◆ Dataset items:
►
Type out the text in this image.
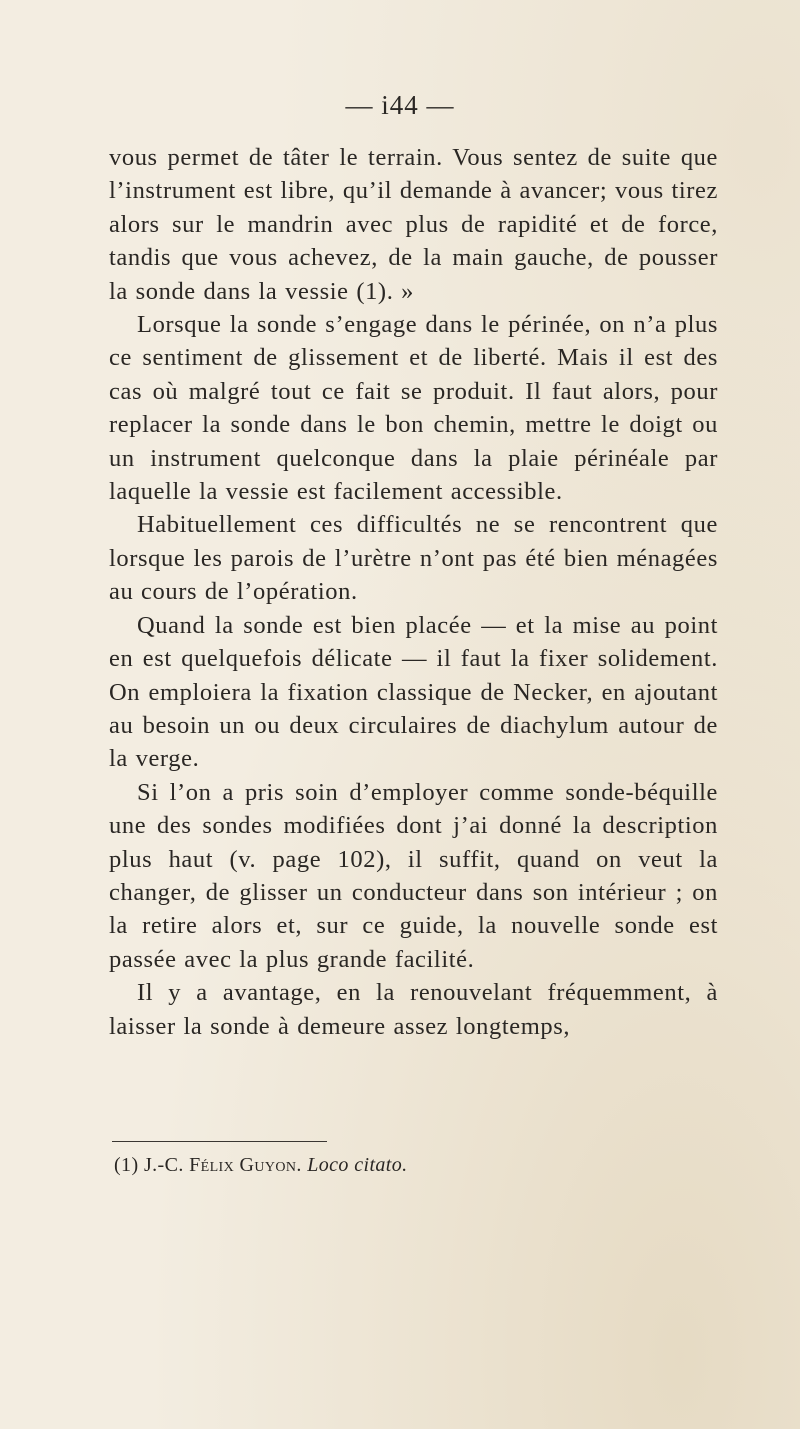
— i44 —

vous permet de tâter le terrain. Vous sentez de suite que l’instrument est libre, qu’il demande à avancer; vous tirez alors sur le mandrin avec plus de rapidité et de force, tandis que vous achevez, de la main gauche, de pousser la sonde dans la vessie (1). »

Lorsque la sonde s’engage dans le périnée, on n’a plus ce sentiment de glissement et de liberté. Mais il est des cas où malgré tout ce fait se produit. Il faut alors, pour replacer la sonde dans le bon chemin, mettre le doigt ou un instrument quelconque dans la plaie périnéale par laquelle la vessie est facilement accessible.

Habituellement ces difficultés ne se rencontrent que lorsque les parois de l’urètre n’ont pas été bien ménagées au cours de l’opération.

Quand la sonde est bien placée — et la mise au point en est quelquefois délicate — il faut la fixer solidement. On emploiera la fixation classique de Necker, en ajoutant au besoin un ou deux circulaires de diachylum autour de la verge.

Si l’on a pris soin d’employer comme sonde-béquille une des sondes modifiées dont j’ai donné la description plus haut (v. page 102), il suffit, quand on veut la changer, de glisser un conducteur dans son intérieur ; on la retire alors et, sur ce guide, la nouvelle sonde est passée avec la plus grande facilité.

Il y a avantage, en la renouvelant fréquemment, à laisser la sonde à demeure assez longtemps,

(1) J.-C. Félix Guyon. Loco citato.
◄
◆ Goal of the exercise: Except for the pictures, print the data above exactly.

◆ Result of the exercise:
Type out the text in this image.
— i44 —

vous permet de tâter le terrain. Vous sentez de suite que l’instrument est libre, qu’il demande à avancer; vous tirez alors sur le mandrin avec plus de rapidité et de force, tandis que vous achevez, de la main gauche, de pousser la sonde dans la vessie (1). »

Lorsque la sonde s’engage dans le périnée, on n’a plus ce sentiment de glissement et de liberté. Mais il est des cas où malgré tout ce fait se produit. Il faut alors, pour replacer la sonde dans le bon chemin, mettre le doigt ou un instrument quelconque dans la plaie périnéale par laquelle la vessie est facilement accessible.

Habituellement ces difficultés ne se rencontrent que lorsque les parois de l’urètre n’ont pas été bien ménagées au cours de l’opération.

Quand la sonde est bien placée — et la mise au point en est quelquefois délicate — il faut la fixer solidement. On emploiera la fixation classique de Necker, en ajoutant au besoin un ou deux circulaires de diachylum autour de la verge.

Si l’on a pris soin d’employer comme sonde-béquille une des sondes modifiées dont j’ai donné la description plus haut (v. page 102), il suffit, quand on veut la changer, de glisser un conducteur dans son intérieur ; on la retire alors et, sur ce guide, la nouvelle sonde est passée avec la plus grande facilité.

Il y a avantage, en la renouvelant fréquemment, à laisser la sonde à demeure assez longtemps,

(1) J.-C. Félix Guyon. Loco citato.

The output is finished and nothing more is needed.